**WHAT YOU NEED TO DO**
Write out all lines holding the word "submission".
====== MATERIAL PROVIDED ======
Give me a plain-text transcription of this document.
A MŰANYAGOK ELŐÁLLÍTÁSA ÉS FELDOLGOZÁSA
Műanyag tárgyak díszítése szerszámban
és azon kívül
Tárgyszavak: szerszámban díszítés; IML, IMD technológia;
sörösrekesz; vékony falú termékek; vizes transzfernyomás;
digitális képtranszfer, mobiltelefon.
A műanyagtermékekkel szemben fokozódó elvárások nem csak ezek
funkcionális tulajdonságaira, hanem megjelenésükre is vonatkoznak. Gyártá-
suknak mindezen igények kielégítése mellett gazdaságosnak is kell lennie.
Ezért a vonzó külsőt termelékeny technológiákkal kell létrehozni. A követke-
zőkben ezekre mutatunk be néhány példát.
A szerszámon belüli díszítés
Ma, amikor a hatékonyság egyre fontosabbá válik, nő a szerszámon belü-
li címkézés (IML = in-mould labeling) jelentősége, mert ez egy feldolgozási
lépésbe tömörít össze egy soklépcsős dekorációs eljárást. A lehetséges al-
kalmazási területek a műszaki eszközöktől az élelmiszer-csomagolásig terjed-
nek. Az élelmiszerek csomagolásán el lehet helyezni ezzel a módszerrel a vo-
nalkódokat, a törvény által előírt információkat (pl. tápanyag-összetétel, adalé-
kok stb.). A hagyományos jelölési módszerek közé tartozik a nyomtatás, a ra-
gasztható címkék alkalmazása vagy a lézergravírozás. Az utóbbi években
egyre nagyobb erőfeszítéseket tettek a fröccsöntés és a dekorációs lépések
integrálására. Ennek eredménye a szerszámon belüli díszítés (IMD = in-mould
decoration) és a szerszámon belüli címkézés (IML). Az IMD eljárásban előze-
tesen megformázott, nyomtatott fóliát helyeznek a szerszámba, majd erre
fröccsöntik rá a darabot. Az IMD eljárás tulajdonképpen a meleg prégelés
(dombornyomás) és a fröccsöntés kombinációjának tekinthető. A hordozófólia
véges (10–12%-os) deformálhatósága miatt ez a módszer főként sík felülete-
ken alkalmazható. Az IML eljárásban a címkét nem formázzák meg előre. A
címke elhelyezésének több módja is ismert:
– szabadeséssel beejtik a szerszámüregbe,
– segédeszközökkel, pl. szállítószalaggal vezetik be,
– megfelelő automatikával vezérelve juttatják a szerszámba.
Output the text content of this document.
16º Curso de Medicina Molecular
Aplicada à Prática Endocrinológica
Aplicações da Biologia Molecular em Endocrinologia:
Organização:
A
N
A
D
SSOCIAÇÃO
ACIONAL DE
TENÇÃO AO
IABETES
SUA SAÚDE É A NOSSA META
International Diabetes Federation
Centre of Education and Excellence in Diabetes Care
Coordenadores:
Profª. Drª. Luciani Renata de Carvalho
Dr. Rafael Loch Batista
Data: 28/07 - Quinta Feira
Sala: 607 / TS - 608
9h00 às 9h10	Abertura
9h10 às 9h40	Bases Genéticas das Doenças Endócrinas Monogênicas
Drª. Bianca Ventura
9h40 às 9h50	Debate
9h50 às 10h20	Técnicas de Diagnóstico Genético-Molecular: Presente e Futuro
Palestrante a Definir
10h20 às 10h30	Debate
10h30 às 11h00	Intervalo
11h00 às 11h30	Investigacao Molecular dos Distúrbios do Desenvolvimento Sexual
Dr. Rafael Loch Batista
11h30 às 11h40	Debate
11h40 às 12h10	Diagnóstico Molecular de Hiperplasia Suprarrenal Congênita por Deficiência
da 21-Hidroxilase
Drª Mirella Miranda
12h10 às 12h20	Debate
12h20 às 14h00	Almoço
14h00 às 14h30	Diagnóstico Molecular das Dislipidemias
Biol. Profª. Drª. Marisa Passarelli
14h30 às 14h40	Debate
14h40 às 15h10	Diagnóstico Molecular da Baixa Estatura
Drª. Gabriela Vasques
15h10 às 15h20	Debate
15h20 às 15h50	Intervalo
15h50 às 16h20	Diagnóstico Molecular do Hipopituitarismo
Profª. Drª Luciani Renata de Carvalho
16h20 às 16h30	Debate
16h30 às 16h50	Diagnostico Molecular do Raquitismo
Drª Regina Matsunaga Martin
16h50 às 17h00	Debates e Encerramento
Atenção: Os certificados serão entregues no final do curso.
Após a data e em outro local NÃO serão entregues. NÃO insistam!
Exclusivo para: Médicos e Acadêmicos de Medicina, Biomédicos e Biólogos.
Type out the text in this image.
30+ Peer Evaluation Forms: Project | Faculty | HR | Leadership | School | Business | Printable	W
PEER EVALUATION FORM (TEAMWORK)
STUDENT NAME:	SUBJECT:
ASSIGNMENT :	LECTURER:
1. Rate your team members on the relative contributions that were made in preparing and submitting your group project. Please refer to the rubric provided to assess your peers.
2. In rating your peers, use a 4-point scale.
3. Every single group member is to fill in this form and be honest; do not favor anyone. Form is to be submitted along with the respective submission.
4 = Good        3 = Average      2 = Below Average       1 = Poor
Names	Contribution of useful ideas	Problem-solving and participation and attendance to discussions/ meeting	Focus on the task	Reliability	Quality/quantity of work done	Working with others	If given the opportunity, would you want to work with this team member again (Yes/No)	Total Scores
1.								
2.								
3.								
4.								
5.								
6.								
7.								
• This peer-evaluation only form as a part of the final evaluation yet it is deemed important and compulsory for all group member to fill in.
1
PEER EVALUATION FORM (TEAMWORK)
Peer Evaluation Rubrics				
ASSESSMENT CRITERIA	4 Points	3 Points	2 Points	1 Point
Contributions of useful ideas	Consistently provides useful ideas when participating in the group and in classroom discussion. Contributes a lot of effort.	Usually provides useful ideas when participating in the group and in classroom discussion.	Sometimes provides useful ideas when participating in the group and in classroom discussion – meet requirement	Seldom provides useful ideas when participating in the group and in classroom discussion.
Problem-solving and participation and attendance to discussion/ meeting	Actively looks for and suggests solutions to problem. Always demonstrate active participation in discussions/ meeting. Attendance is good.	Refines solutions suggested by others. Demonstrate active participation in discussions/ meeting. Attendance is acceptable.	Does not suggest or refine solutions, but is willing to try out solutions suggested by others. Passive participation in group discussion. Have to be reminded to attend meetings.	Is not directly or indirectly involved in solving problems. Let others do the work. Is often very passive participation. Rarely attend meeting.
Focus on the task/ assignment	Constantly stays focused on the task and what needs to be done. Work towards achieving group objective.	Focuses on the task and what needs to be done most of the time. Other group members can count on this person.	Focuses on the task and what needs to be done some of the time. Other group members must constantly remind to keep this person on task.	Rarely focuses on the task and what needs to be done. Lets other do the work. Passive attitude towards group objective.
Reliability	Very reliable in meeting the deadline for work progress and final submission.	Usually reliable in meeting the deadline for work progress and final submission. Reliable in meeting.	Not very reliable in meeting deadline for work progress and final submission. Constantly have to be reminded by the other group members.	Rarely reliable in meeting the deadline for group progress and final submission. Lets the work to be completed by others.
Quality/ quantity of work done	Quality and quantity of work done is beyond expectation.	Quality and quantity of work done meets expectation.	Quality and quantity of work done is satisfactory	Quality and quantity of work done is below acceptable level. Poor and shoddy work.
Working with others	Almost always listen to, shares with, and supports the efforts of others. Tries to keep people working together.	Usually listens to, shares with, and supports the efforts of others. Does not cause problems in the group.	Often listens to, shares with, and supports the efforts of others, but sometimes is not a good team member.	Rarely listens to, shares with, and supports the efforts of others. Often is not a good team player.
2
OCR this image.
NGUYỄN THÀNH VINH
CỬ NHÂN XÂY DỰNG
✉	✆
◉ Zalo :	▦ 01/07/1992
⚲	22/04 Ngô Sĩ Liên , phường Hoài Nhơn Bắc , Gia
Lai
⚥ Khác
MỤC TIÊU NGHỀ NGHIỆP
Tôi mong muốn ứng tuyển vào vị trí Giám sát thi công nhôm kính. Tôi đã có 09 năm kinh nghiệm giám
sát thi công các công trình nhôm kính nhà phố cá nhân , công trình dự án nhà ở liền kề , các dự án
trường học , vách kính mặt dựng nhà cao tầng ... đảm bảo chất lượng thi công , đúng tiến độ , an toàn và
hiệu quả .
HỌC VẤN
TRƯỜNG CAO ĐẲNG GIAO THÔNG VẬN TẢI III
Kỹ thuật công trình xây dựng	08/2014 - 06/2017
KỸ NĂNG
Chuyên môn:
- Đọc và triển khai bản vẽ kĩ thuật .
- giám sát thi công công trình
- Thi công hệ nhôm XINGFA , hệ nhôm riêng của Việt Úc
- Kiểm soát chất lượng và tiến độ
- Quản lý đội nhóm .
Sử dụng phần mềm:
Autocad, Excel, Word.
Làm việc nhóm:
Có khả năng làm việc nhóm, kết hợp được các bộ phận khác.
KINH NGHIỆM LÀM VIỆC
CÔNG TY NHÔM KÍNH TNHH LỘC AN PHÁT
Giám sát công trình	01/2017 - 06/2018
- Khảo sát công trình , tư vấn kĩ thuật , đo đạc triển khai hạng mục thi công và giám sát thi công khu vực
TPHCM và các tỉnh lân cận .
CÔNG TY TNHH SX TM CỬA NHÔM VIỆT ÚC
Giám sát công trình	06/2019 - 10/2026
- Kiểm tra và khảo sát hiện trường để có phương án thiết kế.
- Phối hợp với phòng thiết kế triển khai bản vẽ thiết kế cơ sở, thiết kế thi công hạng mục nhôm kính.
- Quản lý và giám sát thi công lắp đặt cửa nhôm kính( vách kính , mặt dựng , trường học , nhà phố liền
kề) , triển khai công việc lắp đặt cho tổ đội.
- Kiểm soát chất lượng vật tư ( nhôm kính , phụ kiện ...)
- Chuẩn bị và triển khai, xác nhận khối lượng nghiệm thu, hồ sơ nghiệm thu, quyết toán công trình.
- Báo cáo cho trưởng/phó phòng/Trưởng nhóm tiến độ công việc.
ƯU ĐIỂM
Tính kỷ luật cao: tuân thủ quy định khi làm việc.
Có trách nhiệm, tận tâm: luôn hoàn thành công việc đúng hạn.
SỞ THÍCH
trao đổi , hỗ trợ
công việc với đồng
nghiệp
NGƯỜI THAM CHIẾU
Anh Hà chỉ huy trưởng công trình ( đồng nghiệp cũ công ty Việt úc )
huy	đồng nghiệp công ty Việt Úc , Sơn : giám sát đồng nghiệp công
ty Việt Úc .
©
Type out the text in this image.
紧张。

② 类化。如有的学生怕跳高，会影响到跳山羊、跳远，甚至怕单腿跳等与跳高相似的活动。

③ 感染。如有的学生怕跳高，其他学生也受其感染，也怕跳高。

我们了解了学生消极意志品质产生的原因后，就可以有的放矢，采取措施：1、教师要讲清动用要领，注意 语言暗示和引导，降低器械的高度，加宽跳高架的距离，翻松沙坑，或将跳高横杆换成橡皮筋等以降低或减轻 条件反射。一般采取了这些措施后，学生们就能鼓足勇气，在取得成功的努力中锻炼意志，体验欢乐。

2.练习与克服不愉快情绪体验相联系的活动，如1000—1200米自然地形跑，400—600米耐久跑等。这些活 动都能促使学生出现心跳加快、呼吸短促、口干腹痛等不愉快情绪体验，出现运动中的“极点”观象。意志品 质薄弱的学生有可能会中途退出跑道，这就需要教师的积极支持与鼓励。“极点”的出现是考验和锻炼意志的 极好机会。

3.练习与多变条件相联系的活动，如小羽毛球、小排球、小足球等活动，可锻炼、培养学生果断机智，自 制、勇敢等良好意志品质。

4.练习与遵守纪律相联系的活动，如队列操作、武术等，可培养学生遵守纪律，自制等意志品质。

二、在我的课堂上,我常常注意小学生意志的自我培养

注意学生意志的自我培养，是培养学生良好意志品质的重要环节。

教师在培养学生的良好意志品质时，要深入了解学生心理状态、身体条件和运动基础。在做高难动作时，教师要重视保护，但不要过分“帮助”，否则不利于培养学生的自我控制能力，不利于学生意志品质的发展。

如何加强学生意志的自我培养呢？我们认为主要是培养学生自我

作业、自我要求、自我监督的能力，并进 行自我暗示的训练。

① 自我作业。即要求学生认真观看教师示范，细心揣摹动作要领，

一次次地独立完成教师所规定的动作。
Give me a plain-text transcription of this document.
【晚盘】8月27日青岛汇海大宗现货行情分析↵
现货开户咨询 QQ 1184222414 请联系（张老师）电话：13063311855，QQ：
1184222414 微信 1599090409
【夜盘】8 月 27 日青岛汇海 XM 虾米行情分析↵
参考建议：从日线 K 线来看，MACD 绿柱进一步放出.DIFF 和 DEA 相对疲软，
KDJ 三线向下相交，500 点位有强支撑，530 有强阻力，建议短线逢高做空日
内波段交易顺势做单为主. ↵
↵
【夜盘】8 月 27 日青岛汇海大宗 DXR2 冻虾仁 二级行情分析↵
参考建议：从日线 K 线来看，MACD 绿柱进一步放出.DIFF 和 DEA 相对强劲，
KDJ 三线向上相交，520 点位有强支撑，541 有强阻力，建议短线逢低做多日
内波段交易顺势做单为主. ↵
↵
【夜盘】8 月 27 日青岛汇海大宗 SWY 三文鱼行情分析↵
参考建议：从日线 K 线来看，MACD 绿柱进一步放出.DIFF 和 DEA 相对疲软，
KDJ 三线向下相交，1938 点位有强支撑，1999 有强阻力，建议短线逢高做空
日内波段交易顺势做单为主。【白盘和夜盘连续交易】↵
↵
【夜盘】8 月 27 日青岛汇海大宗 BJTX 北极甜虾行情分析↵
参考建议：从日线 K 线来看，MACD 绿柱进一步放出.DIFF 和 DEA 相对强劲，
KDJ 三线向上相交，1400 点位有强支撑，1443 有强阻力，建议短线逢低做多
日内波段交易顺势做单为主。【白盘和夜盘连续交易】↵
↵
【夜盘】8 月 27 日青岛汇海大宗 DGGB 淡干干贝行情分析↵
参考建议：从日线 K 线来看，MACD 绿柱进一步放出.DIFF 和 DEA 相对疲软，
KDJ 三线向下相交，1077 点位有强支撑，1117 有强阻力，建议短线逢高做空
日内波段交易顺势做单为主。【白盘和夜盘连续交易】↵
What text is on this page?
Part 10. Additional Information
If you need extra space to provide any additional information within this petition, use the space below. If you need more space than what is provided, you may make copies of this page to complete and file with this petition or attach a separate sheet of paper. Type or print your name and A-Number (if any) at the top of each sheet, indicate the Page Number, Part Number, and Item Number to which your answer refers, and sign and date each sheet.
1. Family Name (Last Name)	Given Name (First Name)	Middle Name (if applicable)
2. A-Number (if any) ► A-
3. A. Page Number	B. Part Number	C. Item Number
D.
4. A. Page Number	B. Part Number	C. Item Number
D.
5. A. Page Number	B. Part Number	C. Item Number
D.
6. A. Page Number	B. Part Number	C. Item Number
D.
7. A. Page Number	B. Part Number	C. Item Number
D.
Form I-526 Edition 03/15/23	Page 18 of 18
======
**OUTPUT BELOW**
3. Every single group member is to fill in this form and be honest; do not favor anyone. Form is to be submitted along with the respective submission.
Reliability	Very reliable in meeting the deadline for work progress and final submission.	Usually reliable in meeting the deadline for work progress and final submission. Reliable in meeting.	Not very reliable in meeting deadline for work progress and final submission. Constantly have to be reminded by the other group members.	Rarely reliable in meeting the deadline for group progress and final submission. Lets the work to be completed by others.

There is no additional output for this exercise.